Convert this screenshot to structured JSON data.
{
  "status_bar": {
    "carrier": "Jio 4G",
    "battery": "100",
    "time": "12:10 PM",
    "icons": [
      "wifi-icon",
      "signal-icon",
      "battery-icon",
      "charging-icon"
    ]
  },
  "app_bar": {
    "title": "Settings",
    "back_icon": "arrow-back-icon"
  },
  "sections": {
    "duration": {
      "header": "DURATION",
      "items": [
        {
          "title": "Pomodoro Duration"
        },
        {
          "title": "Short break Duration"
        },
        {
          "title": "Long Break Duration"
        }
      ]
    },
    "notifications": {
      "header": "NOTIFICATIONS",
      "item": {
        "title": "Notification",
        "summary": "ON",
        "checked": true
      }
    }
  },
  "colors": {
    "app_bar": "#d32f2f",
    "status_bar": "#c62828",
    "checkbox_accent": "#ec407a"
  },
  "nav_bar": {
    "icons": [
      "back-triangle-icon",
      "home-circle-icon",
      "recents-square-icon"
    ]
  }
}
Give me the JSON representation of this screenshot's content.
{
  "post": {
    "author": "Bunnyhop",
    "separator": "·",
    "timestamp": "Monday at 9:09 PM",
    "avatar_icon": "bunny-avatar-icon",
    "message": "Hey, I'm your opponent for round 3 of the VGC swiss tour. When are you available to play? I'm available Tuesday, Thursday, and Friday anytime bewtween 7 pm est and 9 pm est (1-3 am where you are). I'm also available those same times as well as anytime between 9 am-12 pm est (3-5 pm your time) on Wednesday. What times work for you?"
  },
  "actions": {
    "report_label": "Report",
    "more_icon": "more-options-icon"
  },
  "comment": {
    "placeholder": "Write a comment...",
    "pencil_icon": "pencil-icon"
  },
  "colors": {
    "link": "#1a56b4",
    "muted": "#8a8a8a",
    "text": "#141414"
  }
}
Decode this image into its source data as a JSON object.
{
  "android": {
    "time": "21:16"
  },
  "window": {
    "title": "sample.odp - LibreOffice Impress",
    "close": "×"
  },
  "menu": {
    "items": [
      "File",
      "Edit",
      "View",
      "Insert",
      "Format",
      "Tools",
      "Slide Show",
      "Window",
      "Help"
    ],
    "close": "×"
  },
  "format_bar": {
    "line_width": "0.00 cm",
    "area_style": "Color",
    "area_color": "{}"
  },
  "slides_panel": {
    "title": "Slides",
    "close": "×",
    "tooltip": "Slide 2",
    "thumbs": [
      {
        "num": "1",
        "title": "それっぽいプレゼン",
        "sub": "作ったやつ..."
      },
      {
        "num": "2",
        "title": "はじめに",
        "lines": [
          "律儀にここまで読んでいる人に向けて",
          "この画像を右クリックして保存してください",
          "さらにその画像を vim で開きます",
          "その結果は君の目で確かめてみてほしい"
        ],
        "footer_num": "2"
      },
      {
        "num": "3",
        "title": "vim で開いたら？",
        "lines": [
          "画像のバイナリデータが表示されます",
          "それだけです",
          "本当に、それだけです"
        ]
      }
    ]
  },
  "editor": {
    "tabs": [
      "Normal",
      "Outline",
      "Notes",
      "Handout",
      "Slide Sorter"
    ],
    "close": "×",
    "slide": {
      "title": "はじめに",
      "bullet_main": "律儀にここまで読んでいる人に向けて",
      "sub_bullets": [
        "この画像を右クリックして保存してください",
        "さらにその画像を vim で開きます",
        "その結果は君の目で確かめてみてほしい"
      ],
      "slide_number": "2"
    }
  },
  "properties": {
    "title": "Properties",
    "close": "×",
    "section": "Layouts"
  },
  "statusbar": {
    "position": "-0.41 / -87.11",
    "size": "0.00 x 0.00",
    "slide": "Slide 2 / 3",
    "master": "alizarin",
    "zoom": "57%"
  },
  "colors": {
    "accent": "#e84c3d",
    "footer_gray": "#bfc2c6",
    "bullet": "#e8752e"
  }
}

- - - - - - -

__SET EXERCISE__.
Nothing but a number is needed here: how many lines hold the string "comment"?

__REPLY TO THE TASK__.
2